◆ Task prompt
The records below should be written out again, exactly.

[Entries with figure data]
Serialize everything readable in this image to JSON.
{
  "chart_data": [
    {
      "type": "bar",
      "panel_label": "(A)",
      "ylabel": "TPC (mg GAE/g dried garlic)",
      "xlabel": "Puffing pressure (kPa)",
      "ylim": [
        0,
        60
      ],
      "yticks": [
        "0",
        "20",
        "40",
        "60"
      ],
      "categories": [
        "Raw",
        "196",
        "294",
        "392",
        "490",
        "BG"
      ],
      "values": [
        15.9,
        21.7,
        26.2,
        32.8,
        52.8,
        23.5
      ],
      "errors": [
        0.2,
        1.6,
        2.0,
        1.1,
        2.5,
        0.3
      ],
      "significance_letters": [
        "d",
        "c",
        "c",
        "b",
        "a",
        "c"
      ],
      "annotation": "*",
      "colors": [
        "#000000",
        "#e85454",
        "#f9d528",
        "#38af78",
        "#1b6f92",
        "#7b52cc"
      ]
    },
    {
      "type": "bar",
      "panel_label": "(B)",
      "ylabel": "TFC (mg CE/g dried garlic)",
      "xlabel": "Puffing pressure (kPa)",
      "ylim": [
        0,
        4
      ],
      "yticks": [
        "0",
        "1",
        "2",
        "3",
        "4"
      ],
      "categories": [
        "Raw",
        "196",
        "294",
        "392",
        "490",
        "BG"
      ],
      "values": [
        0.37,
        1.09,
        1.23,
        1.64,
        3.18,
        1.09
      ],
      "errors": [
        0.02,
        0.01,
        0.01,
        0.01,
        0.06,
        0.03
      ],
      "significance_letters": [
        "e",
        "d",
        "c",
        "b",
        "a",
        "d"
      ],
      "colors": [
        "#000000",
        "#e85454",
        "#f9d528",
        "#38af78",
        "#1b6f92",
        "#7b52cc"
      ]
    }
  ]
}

◆ Result for this task
Serialize everything readable in this image to JSON.
{
  "chart_data": [
    {
      "type": "bar",
      "panel_label": "(A)",
      "ylabel": "TPC (mg GAE/g dried garlic)",
      "xlabel": "Puffing pressure (kPa)",
      "ylim": [
        0,
        60
      ],
      "yticks": [
        "0",
        "20",
        "40",
        "60"
      ],
      "categories": [
        "Raw",
        "196",
        "294",
        "392",
        "490",
        "BG"
      ],
      "values": [
        15.9,
        21.7,
        26.2,
        32.8,
        52.8,
        23.5
      ],
      "errors": [
        0.2,
        1.6,
        2.0,
        1.1,
        2.5,
        0.3
      ],
      "significance_letters": [
        "d",
        "c",
        "c",
        "b",
        "a",
        "c"
      ],
      "annotation": "*",
      "colors": [
        "#000000",
        "#e85454",
        "#f9d528",
        "#38af78",
        "#1b6f92",
        "#7b52cc"
      ]
    },
    {
      "type": "bar",
      "panel_label": "(B)",
      "ylabel": "TFC (mg CE/g dried garlic)",
      "xlabel": "Puffing pressure (kPa)",
      "ylim": [
        0,
        4
      ],
      "yticks": [
        "0",
        "1",
        "2",
        "3",
        "4"
      ],
      "categories": [
        "Raw",
        "196",
        "294",
        "392",
        "490",
        "BG"
      ],
      "values": [
        0.37,
        1.09,
        1.23,
        1.64,
        3.18,
        1.09
      ],
      "errors": [
        0.02,
        0.01,
        0.01,
        0.01,
        0.06,
        0.03
      ],
      "significance_letters": [
        "e",
        "d",
        "c",
        "b",
        "a",
        "d"
      ],
      "colors": [
        "#000000",
        "#e85454",
        "#f9d528",
        "#38af78",
        "#1b6f92",
        "#7b52cc"
      ]
    }
  ]
}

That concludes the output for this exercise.